* _DATA FOR THIS TASK_
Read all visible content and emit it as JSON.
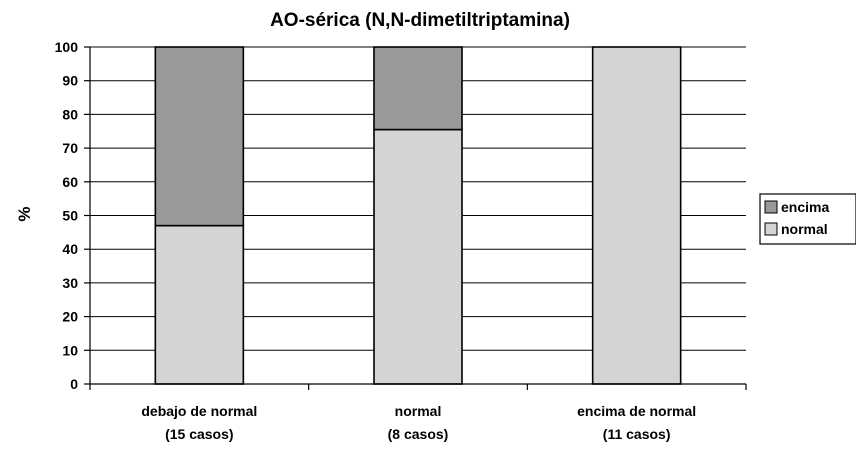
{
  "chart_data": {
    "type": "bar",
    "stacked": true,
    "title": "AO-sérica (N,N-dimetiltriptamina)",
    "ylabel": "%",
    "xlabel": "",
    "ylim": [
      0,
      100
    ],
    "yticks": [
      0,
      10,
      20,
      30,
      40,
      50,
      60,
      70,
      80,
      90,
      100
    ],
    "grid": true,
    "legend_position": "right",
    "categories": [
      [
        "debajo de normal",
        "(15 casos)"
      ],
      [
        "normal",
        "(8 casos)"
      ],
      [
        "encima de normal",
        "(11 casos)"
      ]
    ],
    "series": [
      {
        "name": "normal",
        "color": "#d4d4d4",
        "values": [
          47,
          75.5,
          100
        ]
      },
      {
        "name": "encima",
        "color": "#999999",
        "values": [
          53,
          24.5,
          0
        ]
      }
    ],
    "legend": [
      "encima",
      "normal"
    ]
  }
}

* _TASK OBJECTIVE_
Say how many lines include the word "normal"; reply with the number alone.

* _OUTPUT BELOW_
5